:: Problem to solve ::
Each line of the data that includes the string "JSON" is to be copied out.

***

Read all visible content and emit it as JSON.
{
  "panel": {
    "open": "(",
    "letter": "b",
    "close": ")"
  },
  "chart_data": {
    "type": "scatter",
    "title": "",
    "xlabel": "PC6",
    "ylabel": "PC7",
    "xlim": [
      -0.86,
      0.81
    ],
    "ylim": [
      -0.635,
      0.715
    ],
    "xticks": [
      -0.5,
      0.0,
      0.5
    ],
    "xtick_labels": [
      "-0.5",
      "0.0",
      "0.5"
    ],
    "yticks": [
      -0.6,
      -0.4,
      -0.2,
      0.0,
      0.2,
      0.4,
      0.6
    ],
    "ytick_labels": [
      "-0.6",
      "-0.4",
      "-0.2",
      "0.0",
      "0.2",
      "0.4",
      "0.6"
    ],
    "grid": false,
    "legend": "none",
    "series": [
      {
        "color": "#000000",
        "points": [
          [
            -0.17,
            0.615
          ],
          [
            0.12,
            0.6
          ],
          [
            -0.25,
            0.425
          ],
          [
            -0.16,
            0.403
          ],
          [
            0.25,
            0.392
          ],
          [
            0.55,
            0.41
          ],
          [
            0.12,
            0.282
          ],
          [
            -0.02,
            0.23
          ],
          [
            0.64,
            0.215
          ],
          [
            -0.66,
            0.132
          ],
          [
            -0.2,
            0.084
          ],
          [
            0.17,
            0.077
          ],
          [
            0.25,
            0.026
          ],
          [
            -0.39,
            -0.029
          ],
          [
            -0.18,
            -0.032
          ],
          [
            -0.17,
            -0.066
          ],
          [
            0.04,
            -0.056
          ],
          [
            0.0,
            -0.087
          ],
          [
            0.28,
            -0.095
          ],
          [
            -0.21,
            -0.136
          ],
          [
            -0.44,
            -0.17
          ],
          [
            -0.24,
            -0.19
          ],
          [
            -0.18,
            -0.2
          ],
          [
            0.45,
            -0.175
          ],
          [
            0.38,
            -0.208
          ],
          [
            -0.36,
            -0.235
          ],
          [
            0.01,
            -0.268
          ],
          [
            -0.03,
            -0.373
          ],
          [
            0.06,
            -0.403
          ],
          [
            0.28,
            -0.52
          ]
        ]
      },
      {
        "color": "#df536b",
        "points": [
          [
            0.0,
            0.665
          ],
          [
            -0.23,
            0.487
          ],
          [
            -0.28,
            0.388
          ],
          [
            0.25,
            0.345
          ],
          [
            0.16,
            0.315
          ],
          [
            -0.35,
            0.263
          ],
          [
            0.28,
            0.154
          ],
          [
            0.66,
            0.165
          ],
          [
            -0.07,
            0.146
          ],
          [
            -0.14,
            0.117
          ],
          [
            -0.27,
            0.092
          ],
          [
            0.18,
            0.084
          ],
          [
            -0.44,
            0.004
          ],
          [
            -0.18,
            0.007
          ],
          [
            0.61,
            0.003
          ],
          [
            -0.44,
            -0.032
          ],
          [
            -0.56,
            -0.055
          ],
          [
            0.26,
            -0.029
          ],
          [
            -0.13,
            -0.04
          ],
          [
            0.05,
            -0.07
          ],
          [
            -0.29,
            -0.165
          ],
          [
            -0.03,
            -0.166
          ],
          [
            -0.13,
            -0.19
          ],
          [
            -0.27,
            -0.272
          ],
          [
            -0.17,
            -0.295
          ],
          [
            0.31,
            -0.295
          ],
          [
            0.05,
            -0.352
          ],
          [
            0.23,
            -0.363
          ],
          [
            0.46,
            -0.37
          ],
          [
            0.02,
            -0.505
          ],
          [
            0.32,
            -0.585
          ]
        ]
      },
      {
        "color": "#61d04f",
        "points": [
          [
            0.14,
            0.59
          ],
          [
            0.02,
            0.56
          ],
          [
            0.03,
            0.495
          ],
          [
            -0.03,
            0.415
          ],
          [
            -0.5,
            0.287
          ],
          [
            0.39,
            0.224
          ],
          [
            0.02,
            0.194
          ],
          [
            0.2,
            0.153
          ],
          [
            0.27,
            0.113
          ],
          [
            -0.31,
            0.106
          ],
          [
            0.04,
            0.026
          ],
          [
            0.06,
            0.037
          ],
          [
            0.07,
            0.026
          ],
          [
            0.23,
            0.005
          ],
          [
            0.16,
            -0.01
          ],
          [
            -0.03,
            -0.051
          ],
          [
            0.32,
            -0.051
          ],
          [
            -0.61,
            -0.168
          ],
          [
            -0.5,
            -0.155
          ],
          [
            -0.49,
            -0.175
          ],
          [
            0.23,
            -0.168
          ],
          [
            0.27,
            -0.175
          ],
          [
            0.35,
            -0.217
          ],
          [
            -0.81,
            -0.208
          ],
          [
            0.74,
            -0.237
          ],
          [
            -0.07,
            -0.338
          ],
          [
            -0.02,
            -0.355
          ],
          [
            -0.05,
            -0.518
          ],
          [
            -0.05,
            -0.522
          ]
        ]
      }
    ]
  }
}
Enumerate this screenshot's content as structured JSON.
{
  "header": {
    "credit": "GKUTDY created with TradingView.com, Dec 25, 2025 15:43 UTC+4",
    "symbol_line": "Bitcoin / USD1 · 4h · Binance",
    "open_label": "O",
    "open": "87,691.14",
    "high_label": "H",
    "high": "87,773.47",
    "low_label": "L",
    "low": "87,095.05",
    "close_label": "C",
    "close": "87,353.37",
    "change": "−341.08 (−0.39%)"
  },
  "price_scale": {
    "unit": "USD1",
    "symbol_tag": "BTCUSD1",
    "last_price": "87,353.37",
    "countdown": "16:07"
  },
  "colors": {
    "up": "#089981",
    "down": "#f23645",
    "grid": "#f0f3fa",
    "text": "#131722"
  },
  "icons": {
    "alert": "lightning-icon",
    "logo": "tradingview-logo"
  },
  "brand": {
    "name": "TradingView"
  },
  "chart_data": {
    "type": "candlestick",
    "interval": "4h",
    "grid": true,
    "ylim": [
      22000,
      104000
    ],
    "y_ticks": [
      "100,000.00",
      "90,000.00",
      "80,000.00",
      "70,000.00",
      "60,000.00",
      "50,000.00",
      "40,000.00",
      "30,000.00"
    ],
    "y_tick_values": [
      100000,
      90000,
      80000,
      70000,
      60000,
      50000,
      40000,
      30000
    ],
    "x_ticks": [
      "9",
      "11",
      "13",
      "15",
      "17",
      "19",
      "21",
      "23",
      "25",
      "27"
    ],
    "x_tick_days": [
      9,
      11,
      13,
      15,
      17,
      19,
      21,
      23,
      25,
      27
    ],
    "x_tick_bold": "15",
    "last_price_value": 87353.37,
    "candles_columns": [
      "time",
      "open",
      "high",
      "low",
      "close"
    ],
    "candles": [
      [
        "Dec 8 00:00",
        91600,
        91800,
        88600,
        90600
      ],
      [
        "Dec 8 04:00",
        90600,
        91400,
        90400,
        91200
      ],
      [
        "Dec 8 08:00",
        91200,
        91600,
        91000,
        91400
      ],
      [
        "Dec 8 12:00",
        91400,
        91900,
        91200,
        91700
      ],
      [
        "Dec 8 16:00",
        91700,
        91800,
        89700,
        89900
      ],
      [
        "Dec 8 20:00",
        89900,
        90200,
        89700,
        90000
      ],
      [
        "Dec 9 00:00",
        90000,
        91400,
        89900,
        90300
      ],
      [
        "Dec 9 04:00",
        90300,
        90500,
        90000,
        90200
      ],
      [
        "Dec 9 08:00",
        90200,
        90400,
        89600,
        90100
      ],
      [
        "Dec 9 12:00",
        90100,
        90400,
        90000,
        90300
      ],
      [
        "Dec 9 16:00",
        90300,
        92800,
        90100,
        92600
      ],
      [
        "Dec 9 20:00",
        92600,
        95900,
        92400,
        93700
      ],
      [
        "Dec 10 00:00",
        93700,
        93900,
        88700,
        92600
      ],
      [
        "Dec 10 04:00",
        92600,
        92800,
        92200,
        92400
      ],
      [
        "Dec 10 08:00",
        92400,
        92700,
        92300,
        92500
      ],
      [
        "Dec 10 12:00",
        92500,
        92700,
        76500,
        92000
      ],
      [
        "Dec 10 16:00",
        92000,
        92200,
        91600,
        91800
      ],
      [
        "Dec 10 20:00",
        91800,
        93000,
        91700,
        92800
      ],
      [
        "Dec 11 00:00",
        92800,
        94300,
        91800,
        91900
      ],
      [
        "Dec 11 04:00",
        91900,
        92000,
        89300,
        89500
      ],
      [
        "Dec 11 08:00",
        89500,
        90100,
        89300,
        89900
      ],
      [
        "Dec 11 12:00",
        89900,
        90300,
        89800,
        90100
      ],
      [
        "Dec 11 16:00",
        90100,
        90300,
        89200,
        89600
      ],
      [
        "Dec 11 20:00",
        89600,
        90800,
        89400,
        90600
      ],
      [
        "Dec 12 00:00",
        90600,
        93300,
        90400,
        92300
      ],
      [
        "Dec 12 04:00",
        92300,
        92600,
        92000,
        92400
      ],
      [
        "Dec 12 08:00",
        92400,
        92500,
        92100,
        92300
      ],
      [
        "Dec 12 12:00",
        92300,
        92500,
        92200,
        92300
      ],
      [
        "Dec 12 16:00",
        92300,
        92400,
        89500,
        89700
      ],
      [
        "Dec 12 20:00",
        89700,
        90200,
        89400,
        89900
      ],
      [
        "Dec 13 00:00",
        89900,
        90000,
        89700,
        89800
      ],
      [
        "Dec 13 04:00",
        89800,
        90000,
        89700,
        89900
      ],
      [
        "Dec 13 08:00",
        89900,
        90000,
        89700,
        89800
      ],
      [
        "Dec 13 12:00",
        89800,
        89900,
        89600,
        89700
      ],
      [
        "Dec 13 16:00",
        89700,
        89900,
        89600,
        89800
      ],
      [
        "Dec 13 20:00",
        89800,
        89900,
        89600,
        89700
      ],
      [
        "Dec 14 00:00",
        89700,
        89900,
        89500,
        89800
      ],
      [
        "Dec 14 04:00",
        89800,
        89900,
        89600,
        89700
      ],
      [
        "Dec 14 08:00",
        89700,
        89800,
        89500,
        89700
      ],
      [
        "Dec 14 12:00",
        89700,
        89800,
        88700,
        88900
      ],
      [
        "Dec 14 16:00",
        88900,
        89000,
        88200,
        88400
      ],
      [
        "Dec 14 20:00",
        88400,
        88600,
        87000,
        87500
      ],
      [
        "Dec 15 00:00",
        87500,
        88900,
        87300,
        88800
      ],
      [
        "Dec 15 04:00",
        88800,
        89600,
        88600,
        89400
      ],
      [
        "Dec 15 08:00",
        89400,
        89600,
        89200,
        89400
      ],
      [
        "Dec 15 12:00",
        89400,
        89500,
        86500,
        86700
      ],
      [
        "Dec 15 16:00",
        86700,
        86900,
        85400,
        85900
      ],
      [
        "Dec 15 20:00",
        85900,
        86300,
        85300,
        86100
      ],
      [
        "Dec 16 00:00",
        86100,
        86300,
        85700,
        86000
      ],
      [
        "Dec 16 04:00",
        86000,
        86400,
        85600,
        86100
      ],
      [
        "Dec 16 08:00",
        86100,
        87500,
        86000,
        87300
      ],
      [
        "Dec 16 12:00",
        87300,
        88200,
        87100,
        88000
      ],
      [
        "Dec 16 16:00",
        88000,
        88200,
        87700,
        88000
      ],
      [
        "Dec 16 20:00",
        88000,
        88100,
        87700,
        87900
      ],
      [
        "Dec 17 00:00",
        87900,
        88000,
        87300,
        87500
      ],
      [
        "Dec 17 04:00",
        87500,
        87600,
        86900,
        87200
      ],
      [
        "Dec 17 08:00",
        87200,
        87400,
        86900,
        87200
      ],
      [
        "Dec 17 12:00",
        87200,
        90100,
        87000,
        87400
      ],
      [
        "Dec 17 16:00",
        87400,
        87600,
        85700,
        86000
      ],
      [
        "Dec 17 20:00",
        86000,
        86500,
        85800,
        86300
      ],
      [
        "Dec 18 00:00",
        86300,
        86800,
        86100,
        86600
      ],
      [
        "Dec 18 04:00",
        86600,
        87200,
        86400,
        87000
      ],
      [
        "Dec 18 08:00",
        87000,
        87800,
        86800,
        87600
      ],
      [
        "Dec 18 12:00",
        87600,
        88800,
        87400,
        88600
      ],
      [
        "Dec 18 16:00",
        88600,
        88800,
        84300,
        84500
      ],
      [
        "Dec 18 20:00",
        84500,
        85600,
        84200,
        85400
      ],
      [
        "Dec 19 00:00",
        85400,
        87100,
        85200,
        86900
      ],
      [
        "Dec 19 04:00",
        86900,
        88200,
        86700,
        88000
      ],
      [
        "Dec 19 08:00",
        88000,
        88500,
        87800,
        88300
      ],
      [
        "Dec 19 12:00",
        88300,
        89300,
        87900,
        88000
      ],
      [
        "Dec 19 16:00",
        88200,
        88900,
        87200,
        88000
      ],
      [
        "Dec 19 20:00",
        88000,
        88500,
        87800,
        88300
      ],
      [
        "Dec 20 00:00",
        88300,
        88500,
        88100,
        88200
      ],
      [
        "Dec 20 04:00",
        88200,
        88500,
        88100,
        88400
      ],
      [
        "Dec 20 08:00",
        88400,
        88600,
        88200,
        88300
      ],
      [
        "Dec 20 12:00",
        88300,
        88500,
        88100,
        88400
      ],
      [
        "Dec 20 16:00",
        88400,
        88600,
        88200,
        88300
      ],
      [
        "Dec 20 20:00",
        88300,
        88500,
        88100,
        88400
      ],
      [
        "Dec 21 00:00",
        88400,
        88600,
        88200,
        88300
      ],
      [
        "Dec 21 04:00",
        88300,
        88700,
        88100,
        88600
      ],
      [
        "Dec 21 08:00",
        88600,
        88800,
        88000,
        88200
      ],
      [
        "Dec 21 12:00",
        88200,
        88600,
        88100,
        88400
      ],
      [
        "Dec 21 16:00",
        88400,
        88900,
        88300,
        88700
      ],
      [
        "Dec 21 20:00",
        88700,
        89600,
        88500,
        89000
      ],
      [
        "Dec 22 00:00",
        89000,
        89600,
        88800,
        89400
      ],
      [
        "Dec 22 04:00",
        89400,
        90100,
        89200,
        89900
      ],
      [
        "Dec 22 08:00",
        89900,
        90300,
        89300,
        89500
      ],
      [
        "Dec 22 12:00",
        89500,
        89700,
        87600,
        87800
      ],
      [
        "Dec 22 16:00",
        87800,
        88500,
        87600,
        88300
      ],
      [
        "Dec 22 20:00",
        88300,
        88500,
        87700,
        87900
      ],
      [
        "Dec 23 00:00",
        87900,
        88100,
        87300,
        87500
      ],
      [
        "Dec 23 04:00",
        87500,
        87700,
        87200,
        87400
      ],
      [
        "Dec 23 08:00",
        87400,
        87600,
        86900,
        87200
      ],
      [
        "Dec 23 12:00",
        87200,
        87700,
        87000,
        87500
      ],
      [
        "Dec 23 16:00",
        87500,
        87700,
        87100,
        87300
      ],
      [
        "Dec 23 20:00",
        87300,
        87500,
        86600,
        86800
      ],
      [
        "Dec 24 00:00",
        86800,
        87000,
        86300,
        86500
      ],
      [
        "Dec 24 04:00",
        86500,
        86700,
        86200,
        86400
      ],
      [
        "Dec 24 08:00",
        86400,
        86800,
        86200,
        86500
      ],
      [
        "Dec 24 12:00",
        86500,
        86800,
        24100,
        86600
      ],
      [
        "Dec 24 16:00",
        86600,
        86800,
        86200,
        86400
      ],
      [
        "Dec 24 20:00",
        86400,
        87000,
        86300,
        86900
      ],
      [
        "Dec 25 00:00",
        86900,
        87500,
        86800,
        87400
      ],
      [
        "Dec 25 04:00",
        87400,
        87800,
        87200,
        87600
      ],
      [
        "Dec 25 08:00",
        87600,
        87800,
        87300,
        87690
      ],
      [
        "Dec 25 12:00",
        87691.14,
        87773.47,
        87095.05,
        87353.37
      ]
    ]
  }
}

***

:: Solution ::
Read all visible content and emit it as JSON.
Enumerate this screenshot's content as structured JSON.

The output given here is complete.